[Data to use start]

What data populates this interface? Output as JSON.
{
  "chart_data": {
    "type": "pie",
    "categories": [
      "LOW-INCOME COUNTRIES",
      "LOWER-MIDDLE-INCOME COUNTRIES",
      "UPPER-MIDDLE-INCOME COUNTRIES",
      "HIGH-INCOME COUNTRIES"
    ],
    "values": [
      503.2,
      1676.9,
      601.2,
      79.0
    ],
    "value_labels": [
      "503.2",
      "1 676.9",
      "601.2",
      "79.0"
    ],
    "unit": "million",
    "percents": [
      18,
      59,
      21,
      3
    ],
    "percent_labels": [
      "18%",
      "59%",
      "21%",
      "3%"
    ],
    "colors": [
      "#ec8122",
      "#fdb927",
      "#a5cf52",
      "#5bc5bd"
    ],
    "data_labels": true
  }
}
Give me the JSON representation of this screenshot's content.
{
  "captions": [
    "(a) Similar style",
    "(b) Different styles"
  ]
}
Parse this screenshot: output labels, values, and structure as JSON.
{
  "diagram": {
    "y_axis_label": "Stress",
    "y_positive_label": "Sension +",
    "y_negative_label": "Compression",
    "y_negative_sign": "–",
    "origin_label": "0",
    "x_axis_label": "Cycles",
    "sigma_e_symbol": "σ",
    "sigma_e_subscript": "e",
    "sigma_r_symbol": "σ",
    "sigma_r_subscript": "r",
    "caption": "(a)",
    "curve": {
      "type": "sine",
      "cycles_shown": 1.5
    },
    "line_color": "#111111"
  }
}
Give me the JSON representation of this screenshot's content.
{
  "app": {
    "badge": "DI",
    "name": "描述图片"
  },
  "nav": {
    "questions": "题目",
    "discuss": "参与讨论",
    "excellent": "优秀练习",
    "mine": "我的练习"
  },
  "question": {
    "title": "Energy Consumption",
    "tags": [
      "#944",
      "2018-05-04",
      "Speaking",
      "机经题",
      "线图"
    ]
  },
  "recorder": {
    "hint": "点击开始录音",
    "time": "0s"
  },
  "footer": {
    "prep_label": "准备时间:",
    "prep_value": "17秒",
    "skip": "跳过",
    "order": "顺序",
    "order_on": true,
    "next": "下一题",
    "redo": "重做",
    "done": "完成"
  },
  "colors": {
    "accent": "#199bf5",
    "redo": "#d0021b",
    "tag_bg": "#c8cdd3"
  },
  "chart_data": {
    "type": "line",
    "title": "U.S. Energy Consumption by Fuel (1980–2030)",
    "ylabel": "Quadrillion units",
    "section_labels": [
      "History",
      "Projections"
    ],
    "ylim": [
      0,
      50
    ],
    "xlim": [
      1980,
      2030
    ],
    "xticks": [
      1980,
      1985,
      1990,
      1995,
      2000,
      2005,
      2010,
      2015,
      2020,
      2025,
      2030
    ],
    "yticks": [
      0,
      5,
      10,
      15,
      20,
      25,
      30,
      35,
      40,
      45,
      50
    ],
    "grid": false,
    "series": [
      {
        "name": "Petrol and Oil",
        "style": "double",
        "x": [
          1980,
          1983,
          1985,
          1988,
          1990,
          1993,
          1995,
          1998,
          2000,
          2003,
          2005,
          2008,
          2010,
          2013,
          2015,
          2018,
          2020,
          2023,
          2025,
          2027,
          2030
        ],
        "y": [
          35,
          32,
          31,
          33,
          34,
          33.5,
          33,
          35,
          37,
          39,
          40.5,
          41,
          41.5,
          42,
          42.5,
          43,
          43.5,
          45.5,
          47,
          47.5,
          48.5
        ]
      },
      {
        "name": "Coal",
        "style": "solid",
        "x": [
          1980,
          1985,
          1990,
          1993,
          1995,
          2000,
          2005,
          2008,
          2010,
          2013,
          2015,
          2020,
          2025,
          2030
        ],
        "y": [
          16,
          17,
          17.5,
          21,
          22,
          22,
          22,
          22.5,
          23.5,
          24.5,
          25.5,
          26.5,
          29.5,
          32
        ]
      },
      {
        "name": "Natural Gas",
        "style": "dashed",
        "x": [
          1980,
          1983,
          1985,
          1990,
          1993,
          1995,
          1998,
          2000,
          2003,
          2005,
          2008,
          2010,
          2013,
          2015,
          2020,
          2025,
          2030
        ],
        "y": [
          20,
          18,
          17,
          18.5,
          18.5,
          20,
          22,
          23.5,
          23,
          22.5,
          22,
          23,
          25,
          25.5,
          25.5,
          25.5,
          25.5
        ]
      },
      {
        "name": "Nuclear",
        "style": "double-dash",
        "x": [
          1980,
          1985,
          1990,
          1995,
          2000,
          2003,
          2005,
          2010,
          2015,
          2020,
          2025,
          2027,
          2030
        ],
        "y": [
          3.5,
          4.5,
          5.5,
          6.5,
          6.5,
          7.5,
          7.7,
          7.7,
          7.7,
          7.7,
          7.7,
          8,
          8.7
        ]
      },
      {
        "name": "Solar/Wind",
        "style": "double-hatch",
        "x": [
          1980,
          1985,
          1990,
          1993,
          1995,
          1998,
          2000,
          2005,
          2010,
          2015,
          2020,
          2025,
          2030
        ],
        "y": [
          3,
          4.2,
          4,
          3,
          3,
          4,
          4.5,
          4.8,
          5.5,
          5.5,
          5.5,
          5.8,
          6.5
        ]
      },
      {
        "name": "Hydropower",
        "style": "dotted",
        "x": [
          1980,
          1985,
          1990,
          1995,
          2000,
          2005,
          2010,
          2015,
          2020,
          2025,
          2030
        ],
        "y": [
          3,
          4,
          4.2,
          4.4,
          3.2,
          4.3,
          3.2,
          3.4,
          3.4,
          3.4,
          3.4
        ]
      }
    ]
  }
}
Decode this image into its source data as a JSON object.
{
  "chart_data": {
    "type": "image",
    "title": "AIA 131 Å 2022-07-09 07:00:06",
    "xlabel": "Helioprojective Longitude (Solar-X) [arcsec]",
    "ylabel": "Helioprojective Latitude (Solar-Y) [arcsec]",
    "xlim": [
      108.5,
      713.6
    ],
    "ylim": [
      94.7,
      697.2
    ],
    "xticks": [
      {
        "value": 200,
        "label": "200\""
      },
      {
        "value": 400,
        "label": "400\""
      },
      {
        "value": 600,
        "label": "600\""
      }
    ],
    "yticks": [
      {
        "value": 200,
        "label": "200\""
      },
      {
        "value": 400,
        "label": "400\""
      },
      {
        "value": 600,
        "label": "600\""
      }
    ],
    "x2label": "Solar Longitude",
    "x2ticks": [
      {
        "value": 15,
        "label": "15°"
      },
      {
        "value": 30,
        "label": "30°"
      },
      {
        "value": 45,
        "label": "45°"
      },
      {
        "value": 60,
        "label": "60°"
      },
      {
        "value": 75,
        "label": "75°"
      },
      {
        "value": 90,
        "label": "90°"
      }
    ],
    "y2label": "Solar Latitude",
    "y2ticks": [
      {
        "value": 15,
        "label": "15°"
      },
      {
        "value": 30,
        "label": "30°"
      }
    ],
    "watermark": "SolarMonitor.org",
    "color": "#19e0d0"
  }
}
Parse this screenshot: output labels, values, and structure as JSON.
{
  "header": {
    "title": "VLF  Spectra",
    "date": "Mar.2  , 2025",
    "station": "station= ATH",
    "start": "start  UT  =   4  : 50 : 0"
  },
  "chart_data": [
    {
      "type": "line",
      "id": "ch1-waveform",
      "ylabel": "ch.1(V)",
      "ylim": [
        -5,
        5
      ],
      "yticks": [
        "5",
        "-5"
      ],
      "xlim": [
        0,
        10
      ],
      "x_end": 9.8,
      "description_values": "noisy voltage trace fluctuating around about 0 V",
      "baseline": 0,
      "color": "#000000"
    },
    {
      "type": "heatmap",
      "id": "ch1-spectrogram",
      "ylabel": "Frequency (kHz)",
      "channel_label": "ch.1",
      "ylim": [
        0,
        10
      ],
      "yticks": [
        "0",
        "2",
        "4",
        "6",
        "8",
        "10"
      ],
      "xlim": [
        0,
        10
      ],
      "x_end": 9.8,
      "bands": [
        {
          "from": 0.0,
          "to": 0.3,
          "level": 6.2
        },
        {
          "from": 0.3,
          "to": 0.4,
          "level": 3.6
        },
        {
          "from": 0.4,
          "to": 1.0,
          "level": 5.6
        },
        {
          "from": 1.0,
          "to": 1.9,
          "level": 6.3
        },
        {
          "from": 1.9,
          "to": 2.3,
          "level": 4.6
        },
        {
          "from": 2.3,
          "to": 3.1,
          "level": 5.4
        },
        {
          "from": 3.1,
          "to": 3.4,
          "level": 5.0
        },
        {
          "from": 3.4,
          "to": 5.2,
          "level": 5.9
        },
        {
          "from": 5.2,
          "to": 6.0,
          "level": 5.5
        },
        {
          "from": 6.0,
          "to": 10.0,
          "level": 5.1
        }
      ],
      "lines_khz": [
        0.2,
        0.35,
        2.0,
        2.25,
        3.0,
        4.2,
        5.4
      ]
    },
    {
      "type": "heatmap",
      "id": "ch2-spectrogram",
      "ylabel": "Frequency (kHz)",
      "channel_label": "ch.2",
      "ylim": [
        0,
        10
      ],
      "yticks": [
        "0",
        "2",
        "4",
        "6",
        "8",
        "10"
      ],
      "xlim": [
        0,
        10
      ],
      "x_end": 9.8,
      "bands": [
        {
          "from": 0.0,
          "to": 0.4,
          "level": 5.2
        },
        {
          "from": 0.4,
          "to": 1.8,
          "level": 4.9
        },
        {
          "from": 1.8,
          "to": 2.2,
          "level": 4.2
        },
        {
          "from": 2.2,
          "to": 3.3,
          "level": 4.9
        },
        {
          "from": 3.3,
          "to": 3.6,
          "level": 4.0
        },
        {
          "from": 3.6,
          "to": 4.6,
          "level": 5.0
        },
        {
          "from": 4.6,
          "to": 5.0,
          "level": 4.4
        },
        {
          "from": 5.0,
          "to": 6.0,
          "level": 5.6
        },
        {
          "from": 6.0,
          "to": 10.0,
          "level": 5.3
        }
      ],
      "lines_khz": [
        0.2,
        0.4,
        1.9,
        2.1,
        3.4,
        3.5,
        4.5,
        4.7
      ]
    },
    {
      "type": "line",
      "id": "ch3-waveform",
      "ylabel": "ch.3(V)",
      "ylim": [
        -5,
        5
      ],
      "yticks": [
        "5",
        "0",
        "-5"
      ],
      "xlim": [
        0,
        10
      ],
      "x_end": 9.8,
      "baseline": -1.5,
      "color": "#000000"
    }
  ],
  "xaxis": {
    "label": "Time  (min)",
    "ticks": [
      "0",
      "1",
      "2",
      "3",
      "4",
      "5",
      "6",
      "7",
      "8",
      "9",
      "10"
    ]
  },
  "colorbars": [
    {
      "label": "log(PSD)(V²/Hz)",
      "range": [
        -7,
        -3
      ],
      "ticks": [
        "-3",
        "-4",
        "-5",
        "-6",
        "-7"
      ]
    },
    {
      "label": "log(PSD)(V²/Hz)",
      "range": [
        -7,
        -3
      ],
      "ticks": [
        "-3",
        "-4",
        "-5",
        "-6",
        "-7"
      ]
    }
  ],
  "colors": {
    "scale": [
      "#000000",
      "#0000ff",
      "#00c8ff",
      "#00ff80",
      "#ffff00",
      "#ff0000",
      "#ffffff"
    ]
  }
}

[Data to use end]

Your objective =>
Copy, from the material, each line that holds the string "Consumption".

Result of the task =>
    "title": "Energy Consumption",
    "title": "U.S. Energy Consumption by Fuel (1980–2030)",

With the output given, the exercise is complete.